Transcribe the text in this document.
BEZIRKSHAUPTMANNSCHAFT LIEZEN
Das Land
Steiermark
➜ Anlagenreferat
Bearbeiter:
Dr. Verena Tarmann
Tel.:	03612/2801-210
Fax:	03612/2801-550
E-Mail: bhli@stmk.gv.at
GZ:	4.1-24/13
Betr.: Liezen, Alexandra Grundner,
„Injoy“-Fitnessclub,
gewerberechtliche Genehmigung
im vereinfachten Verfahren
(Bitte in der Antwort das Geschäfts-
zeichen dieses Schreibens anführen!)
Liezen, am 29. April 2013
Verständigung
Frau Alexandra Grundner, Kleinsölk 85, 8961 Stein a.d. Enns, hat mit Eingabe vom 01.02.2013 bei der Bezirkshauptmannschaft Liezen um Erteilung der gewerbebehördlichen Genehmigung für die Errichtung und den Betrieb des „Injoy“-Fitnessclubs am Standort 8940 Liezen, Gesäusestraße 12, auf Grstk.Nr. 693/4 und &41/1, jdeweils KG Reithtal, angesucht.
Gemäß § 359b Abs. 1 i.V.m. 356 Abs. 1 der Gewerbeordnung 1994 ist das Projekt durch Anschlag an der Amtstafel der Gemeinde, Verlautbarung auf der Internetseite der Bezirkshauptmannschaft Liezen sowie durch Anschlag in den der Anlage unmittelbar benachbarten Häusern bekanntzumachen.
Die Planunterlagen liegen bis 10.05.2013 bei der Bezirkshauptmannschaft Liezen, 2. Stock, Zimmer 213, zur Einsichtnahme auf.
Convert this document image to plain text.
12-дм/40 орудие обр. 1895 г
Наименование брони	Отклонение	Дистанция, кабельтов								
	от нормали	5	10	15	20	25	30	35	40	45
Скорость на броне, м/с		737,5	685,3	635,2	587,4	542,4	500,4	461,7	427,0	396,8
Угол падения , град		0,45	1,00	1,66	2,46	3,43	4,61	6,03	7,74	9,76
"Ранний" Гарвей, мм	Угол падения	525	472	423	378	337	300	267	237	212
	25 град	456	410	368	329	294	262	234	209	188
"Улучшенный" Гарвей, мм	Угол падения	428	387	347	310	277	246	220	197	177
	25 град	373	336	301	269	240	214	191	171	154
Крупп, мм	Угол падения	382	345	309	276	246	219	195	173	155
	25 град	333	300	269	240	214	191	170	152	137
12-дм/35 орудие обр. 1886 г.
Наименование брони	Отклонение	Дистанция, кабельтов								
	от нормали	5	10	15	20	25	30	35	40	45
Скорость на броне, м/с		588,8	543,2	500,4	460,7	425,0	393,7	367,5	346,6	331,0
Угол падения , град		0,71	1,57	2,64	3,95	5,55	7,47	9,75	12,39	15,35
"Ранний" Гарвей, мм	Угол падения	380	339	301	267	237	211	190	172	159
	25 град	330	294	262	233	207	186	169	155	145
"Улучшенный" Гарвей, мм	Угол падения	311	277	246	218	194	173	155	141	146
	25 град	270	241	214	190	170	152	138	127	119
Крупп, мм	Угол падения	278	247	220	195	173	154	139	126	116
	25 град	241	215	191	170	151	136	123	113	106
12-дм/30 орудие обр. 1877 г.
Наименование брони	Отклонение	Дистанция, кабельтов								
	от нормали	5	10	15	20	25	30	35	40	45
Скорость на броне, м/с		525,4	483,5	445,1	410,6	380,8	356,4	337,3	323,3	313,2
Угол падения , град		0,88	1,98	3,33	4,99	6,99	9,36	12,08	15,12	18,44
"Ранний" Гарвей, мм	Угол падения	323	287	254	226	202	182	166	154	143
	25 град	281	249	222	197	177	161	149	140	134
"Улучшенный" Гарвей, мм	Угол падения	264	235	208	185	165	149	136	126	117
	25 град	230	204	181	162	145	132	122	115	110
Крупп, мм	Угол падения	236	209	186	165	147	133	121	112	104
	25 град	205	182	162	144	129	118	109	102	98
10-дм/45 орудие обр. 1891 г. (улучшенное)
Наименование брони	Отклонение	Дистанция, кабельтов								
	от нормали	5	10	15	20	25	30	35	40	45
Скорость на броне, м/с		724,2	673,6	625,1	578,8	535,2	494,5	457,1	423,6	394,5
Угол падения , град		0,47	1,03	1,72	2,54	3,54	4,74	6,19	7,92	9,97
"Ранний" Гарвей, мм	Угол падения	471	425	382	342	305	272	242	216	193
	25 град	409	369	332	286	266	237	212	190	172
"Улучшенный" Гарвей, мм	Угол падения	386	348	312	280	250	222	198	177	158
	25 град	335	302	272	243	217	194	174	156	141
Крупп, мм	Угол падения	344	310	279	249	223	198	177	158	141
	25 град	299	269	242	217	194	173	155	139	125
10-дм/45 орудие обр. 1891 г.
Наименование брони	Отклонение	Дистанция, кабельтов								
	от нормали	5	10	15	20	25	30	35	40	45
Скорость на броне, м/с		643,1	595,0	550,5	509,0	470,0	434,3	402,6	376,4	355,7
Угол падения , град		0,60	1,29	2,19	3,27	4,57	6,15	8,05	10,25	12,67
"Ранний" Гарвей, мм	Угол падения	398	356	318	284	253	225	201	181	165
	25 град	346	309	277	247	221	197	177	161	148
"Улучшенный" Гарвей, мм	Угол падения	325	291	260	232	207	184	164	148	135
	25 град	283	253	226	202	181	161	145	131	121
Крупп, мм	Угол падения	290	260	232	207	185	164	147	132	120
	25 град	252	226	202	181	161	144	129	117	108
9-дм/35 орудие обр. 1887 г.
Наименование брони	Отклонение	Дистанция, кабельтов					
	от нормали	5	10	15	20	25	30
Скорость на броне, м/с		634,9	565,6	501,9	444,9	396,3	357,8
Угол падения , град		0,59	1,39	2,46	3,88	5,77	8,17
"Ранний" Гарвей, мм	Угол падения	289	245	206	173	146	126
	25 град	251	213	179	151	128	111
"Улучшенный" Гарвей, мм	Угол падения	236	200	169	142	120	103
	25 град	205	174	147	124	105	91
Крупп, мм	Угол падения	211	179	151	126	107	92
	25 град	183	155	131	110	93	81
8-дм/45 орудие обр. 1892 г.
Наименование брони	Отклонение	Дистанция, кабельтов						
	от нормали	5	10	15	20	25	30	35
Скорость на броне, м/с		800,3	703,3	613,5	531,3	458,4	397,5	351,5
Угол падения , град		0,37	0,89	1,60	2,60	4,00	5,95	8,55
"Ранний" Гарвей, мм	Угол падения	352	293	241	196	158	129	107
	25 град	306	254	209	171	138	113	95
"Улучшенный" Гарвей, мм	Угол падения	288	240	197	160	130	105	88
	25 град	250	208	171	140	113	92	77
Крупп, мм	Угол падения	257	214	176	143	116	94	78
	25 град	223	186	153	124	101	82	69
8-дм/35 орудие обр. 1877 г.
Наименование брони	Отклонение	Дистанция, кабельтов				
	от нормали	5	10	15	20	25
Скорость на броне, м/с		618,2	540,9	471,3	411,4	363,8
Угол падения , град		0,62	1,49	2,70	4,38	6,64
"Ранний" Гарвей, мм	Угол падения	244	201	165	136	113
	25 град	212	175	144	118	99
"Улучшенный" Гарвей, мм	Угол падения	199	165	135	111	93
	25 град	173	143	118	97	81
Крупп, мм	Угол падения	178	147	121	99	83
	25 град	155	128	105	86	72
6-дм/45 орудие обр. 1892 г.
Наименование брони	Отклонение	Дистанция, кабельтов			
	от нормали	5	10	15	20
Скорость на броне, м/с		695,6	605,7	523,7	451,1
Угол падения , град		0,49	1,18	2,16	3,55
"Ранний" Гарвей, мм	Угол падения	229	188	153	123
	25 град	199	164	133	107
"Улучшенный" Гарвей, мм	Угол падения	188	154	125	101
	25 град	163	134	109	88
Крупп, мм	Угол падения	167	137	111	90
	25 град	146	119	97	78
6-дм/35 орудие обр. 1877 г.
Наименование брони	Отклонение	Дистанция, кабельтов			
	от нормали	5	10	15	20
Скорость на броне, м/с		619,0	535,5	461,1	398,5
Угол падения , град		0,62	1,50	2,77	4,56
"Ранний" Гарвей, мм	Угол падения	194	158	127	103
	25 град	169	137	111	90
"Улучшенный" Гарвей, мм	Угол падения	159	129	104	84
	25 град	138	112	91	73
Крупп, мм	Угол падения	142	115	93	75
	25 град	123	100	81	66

**DIRECTIONS:** Pick out and copy the lines of the material that include the word "Genehmigung".

**RIGHT ANSWER:**
gewerberechtliche Genehmigung
Frau Alexandra Grundner, Kleinsölk 85, 8961 Stein a.d. Enns, hat mit Eingabe vom 01.02.2013 bei der Bezirkshauptmannschaft Liezen um Erteilung der gewerbebehördlichen Genehmigung für die Errichtung und den Betrieb des „Injoy“-Fitnessclubs am Standort 8940 Liezen, Gesäusestraße 12, auf Grstk.Nr. 693/4 und &41/1, jdeweils KG Reithtal, angesucht.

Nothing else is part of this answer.